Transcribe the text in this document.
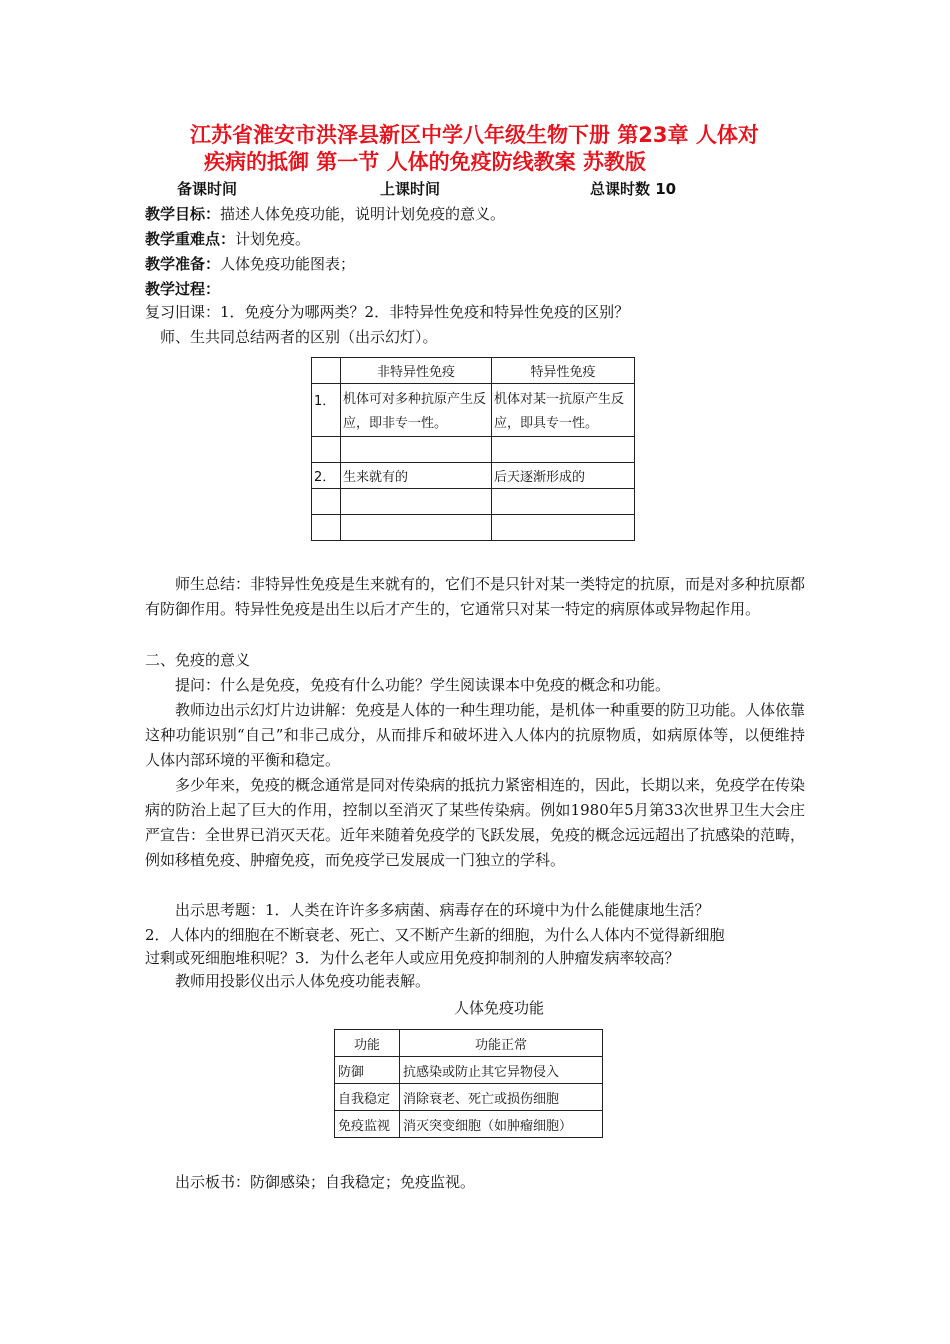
江苏省淮安市洪泽县新区中学八年级生物下册 第23章 人体对
疾病的抵御 第一节 人体的免疫防线教案 苏教版
备课时间	上课时间	总课时数 10
教学目标：描述人体免疫功能，说明计划免疫的意义。
教学重难点：计划免疫。
教学准备：人体免疫功能图表；
教学过程：
复习旧课：1．免疫分为哪两类？2．非特异性免疫和特异性免疫的区别？
师、生共同总结两者的区别（出示幻灯）。
	非特异性免疫	特异性免疫
1．	机体可对多种抗原产生反应，即非专一性。	机体对某一抗原产生反应，即具专一性。

2．	生来就有的	后天逐渐形成的

师生总结：非特异性免疫是生来就有的，它们不是只针对某一类特定的抗原，而是对多种抗原都有防御作用。特异性免疫是出生以后才产生的，它通常只对某一特定的病原体或异物起作用。
二、免疫的意义
提问：什么是免疫，免疫有什么功能？学生阅读课本中免疫的概念和功能。
教师边出示幻灯片边讲解：免疫是人体的一种生理功能，是机体一种重要的防卫功能。人体依靠这种功能识别“自己”和非己成分，从而排斥和破坏进入人体内的抗原物质，如病原体等，以便维持人体内部环境的平衡和稳定。
多少年来，免疫的概念通常是同对传染病的抵抗力紧密相连的，因此，长期以来，免疫学在传染病的防治上起了巨大的作用，控制以至消灭了某些传染病。例如1980年5月第33次世界卫生大会庄严宣告：全世界已消灭天花。近年来随着免疫学的飞跃发展，免疫的概念远远超出了抗感染的范畴，例如移植免疫、肿瘤免疫，而免疫学已发展成一门独立的学科。
出示思考题：1．人类在许许多多病菌、病毒存在的环境中为什么能健康地生活？
2．人体内的细胞在不断衰老、死亡、又不断产生新的细胞，为什么人体内不觉得新细胞
过剩或死细胞堆积呢？3．为什么老年人或应用免疫抑制剂的人肿瘤发病率较高？
教师用投影仪出示人体免疫功能表解。
人体免疫功能
功能	功能正常
防御	抗感染或防止其它异物侵入
自我稳定	消除衰老、死亡或损伤细胞
免疫监视	消灭突变细胞（如肿瘤细胞）
出示板书：防御感染；自我稳定；免疫监视。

Problem -> State only the count of lines above that hold the string "免疫监视".

Response for this exercise -> 2